Some historical background: Google Puppeteer uses DevTools. The tool helped us a lot in solving complex automation tasks i.e. checking fetching analytics services queries. With Puppeteer this could be done with a single method within the automated tests class, while WebDriver required non-trivial HAR logs sorting after test suite execution. However, the Puppeteer team moved to Microsoft and continued developing the tool as Playwright, making it cross-browser and more universal.

With this toolchain, fully automated regression testing was reached and all 2,500 manual tests in TestRail were automated. The suite took 30 minutes in 15 parallel threads enabling two releases a day.

Take a look at a test case example:

const I = actor();

Feature("Candidate Auth").tag("@auth");

letuser;

Before(async () => {
  user = await I.getUser(); // Create candidate via test API
});

Scenario("Authorize candidate on main page", async ({ header, mainPage, authPage }) => {
  I.amOnPage(mainPage.url);
  I.click(header.button.login);
  authPage.fillLoginFormAndSubmit(user.email, user.password);
  await I.seeLoggedUserInterface();
}).tag("@acceptance");

No more manual tasks checking on a release. The only thing tested manually are any new features (new interfaces or business logic) that are to be automated. Everything else including bugs and minor enhancements is tested automatically in a TeamCity pipeline.

Now, with two releases and automation, the process looks like this:

• The first release comes at noon with a feature freeze at 8 AM
• The second release comes at 4:30 PM with a feature freeze at 2 PM
• For each release, a dev branch with all the code changes is automatically generated
• In 40 minutes the test run result comes to the Slack channel with a developer and a tester on duty
• If any tests fail, the tester analyzes the reasons for that
• In case of a bug, the tester transfers the task to the developer
• In case of a test case obsolescence, the tester updates the test case

Twice a day between the releases the testing team runs a regression test suite to ensure that the dev environment works fine and won't bring any errors before the noon release.

__Records supplied__.
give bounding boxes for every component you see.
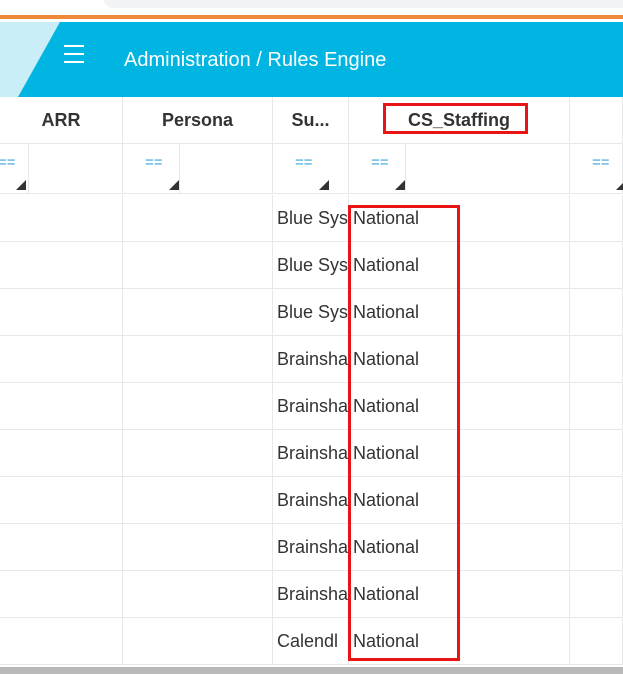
cell-sub[interactable]: Calendl xyxy=(273,618,349,665)
rules-grid: ARR Persona Su... CS_Staffing == == == =… xyxy=(0,97,623,667)
filter-operator-icon[interactable]: == xyxy=(295,154,313,171)
cell-arr[interactable] xyxy=(0,618,123,665)
table-row[interactable]: Blue Sys National xyxy=(0,195,623,242)
column-header-sub[interactable]: Su... xyxy=(273,97,349,144)
cell-next[interactable] xyxy=(570,524,623,571)
cell-sub[interactable]: Brainsha xyxy=(273,336,349,383)
column-header-arr[interactable]: ARR xyxy=(0,97,123,144)
filter-operator-icon[interactable]: == xyxy=(371,154,389,171)
filter-cell-arr[interactable]: == xyxy=(0,144,123,194)
cell-arr[interactable] xyxy=(0,571,123,618)
filter-input-cs-staffing[interactable] xyxy=(405,144,569,193)
filter-input-arr[interactable] xyxy=(28,144,122,193)
filter-cell-sub[interactable]: == xyxy=(273,144,349,194)
table-row[interactable]: Blue Sys National xyxy=(0,289,623,336)
filter-operator-icon[interactable]: == xyxy=(0,154,16,171)
filter-operator-icon[interactable]: == xyxy=(145,154,163,171)
cell-next[interactable] xyxy=(570,242,623,289)
resize-corner-icon xyxy=(319,180,329,190)
cell-persona[interactable] xyxy=(123,195,273,242)
cell-next[interactable] xyxy=(570,618,623,665)
filter-operator-icon[interactable]: == xyxy=(592,154,610,171)
filter-input-persona[interactable] xyxy=(179,144,272,193)
cell-sub[interactable]: Brainsha xyxy=(273,477,349,524)
table-row[interactable]: Brainsha National xyxy=(0,477,623,524)
horizontal-scrollbar[interactable] xyxy=(0,667,623,674)
cell-next[interactable] xyxy=(570,195,623,242)
cell-sub[interactable]: Blue Sys xyxy=(273,195,349,242)
cell-persona[interactable] xyxy=(123,383,273,430)
filter-cell-cs-staffing[interactable]: == xyxy=(349,144,570,194)
cell-arr[interactable] xyxy=(0,383,123,430)
cell-sub[interactable]: Blue Sys xyxy=(273,242,349,289)
resize-corner-icon xyxy=(395,180,405,190)
cell-next[interactable] xyxy=(570,289,623,336)
page-title: Administration / Rules Engine xyxy=(124,49,387,71)
cell-persona[interactable] xyxy=(123,571,273,618)
cell-next[interactable] xyxy=(570,477,623,524)
header-logo-area xyxy=(0,22,60,97)
highlight-box-header xyxy=(383,103,528,134)
cell-next[interactable] xyxy=(570,336,623,383)
table-row[interactable]: Calendl National xyxy=(0,618,623,665)
column-header-next[interactable] xyxy=(570,97,623,144)
table-row[interactable]: Brainsha National xyxy=(0,336,623,383)
cell-arr[interactable] xyxy=(0,195,123,242)
table-row[interactable]: Brainsha National xyxy=(0,571,623,618)
cell-next[interactable] xyxy=(570,430,623,477)
app-header: Administration / Rules Engine xyxy=(0,22,623,97)
filter-cell-persona[interactable]: == xyxy=(123,144,273,194)
cell-sub[interactable]: Brainsha xyxy=(273,383,349,430)
cell-arr[interactable] xyxy=(0,289,123,336)
highlight-box-column xyxy=(348,205,460,661)
cell-sub[interactable]: Brainsha xyxy=(273,571,349,618)
cell-persona[interactable] xyxy=(123,618,273,665)
cell-persona[interactable] xyxy=(123,524,273,571)
table-row[interactable]: Brainsha National xyxy=(0,430,623,477)
cell-persona[interactable] xyxy=(123,336,273,383)
cell-arr[interactable] xyxy=(0,430,123,477)
column-header-persona[interactable]: Persona xyxy=(123,97,273,144)
cell-next[interactable] xyxy=(570,571,623,618)
cell-persona[interactable] xyxy=(123,430,273,477)
resize-corner-icon xyxy=(16,180,26,190)
cell-arr[interactable] xyxy=(0,477,123,524)
address-bar[interactable] xyxy=(104,0,623,8)
resize-corner-icon xyxy=(616,180,623,190)
hamburger-menu-icon[interactable] xyxy=(62,42,86,66)
cell-next[interactable] xyxy=(570,383,623,430)
table-row[interactable]: Brainsha National xyxy=(0,383,623,430)
cell-arr[interactable] xyxy=(0,242,123,289)
cell-arr[interactable] xyxy=(0,336,123,383)
table-row[interactable]: Brainsha National xyxy=(0,524,623,571)
cell-persona[interactable] xyxy=(123,477,273,524)
cell-sub[interactable]: Brainsha xyxy=(273,430,349,477)
cell-persona[interactable] xyxy=(123,289,273,336)
cell-sub[interactable]: Blue Sys xyxy=(273,289,349,336)
table-row[interactable]: Blue Sys National xyxy=(0,242,623,289)
accent-line xyxy=(0,15,623,19)
cell-persona[interactable] xyxy=(123,242,273,289)
cell-sub[interactable]: Brainsha xyxy=(273,524,349,571)
filter-cell-next[interactable]: == xyxy=(570,144,623,194)
resize-corner-icon xyxy=(169,180,179,190)
cell-arr[interactable] xyxy=(0,524,123,571)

__Objectives__.
1. Reproduce everything in the test automation passage from "No more manual" down to "a TeamCity pipeline.".
2. Format everything in the listing from the line containing "cell-sub[interactable]: Calendl xyxy=(273,618,349,665)" down to the line containing "cell-sub[interactable]: Brainsha xyxy=(273,477,349,524)" as a numbered list, leaving out blank lines and including nothing else.
The test automation passage and the listing come from unrelated sources.

__Outputs by task__.
1.
No more manual tasks checking on a release. The only thing tested manually are any new features (new interfaces or business logic) that are to be automated. Everything else including bugs and minor enhancements is tested automatically in a TeamCity pipeline.

2.
1. cell-sub[interactable]: Calendl xyxy=(273,618,349,665)
2. rules-grid: ARR Persona Su... CS_Staffing == == == =… xyxy=(0,97,623,667)
3. filter-operator-icon[interactable]: == xyxy=(295,154,313,171)
4. cell-arr[interactable] xyxy=(0,618,123,665)
5. table-row[interactable]: Blue Sys National xyxy=(0,195,623,242)
6. column-header-sub[interactable]: Su... xyxy=(273,97,349,144)
7. cell-next[interactable] xyxy=(570,524,623,571)
8. cell-sub[interactable]: Brainsha xyxy=(273,336,349,383)
9. column-header-arr[interactable]: ARR xyxy=(0,97,123,144)
10. filter-operator-icon[interactable]: == xyxy=(371,154,389,171)
11. filter-cell-arr[interactable]: == xyxy=(0,144,123,194)
12. cell-arr[interactable] xyxy=(0,571,123,618)
13. filter-input-cs-staffing[interactable] xyxy=(405,144,569,193)
14. filter-input-arr[interactable] xyxy=(28,144,122,193)
15. filter-cell-sub[interactable]: == xyxy=(273,144,349,194)
16. table-row[interactable]: Blue Sys National xyxy=(0,289,623,336)
17. filter-operator-icon[interactable]: == xyxy=(0,154,16,171)
18. filter-operator-icon[interactable]: == xyxy=(145,154,163,171)
19. cell-next[interactable] xyxy=(570,242,623,289)
20. resize-corner-icon xyxy=(319,180,329,190)
21. cell-persona[interactable] xyxy=(123,195,273,242)
22. cell-next[interactable] xyxy=(570,618,623,665)
23. filter-operator-icon[interactable]: == xyxy=(592,154,610,171)
24. filter-input-persona[interactable] xyxy=(179,144,272,193)
25. cell-sub[interactable]: Brainsha xyxy=(273,477,349,524)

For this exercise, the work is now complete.